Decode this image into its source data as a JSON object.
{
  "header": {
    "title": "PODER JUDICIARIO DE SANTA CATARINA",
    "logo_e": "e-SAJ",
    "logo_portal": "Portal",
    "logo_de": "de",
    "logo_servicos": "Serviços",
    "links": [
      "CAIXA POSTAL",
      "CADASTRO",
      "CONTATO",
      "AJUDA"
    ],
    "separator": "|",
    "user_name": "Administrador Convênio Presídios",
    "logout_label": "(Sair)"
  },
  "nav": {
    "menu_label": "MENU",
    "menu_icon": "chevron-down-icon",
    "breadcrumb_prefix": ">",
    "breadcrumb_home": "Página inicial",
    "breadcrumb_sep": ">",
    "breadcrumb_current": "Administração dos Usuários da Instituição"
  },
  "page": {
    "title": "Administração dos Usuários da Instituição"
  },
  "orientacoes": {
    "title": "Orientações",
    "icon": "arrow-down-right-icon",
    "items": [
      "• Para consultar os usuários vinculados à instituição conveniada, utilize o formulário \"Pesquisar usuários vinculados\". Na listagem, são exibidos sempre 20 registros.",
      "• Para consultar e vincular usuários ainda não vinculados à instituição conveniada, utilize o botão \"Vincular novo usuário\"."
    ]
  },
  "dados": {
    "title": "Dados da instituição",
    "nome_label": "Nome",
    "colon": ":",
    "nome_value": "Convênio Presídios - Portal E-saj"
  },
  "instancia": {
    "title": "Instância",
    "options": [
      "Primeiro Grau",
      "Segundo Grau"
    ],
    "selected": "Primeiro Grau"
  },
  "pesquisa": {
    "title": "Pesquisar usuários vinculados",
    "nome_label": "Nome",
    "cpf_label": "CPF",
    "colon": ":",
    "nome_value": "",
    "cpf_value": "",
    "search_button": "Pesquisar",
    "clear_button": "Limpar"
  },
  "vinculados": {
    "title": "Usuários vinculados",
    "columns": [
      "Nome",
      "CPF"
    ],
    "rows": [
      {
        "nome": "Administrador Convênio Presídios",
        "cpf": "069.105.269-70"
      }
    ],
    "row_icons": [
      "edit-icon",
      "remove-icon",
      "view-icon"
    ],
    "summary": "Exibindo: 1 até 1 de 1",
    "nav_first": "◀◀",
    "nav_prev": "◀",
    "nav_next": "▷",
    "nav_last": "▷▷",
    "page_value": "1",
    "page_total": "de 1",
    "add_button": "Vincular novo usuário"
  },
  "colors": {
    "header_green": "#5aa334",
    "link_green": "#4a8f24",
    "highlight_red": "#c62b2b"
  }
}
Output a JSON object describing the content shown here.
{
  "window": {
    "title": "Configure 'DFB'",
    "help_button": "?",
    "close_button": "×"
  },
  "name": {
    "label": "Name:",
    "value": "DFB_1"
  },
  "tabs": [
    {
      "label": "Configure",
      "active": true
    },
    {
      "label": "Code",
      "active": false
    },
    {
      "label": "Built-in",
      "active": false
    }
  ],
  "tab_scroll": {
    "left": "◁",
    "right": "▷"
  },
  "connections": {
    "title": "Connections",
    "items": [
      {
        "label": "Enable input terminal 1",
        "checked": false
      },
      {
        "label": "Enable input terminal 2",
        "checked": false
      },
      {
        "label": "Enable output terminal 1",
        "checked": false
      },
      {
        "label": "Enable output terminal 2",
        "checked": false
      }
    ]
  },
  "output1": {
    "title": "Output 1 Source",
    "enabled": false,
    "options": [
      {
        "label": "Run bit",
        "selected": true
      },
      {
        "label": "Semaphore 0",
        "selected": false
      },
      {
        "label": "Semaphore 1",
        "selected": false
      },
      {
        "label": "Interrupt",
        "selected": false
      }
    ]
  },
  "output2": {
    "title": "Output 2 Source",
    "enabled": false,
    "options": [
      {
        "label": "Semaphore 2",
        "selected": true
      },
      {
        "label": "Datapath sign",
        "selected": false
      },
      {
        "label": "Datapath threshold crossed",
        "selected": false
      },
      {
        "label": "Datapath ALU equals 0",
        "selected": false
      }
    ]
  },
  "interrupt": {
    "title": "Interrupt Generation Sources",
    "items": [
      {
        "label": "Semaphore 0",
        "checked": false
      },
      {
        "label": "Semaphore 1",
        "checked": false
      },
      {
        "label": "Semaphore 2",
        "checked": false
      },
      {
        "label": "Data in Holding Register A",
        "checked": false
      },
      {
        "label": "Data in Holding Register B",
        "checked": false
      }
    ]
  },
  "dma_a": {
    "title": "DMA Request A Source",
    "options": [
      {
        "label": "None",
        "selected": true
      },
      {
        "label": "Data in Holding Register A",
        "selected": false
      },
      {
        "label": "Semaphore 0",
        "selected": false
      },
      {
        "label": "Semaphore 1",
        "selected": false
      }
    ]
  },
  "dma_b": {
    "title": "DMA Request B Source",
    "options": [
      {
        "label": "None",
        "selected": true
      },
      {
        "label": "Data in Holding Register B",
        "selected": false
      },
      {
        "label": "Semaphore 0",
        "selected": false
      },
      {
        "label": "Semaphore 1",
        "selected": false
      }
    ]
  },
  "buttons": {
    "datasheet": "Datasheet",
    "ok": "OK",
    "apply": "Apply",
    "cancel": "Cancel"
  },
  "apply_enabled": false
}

________________

# CHALLENGE:
Your task is to pick out every line with the string "JSON" and copy it.

# THE RESPONSE:
Decode this image into its source data as a JSON object.
Output a JSON object describing the content shown here.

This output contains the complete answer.